§ SET EXERCISE
Show every line in the entries below where the word "分钟跳绳成绩" appears.

§ Collected data
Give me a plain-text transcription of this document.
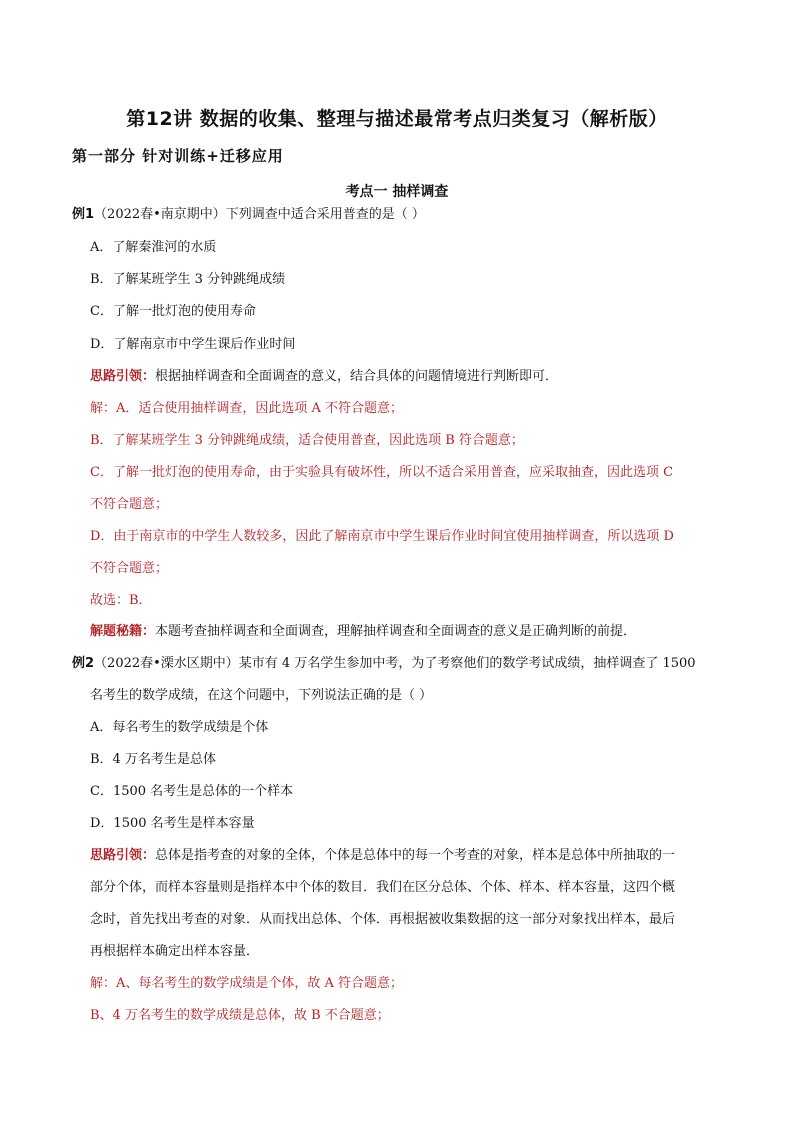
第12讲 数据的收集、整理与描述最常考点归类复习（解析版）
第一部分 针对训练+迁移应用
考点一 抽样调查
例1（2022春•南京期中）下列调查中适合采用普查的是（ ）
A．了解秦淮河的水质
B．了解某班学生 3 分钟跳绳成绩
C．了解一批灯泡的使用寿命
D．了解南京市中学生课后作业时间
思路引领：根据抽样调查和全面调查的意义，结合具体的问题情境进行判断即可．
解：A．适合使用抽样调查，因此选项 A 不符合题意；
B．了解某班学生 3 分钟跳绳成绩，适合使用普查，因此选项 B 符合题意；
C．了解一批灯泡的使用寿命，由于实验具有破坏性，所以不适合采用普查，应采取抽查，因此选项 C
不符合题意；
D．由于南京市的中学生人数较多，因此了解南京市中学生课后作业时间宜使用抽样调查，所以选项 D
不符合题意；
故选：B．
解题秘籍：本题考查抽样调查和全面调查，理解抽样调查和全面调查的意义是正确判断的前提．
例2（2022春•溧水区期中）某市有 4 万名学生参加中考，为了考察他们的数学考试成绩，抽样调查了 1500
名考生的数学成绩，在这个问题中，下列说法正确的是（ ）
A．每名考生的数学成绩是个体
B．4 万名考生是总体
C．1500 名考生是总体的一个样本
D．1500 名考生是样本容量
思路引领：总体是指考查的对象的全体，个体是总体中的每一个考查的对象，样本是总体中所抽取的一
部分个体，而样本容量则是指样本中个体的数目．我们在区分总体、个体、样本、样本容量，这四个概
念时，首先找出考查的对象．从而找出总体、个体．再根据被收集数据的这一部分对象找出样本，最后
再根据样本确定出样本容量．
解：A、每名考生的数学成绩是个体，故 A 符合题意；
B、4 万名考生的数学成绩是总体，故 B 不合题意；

§ COMPLETED EXERCISE
B．了解某班学生 3 分钟跳绳成绩
B．了解某班学生 3 分钟跳绳成绩，适合使用普查，因此选项 B 符合题意；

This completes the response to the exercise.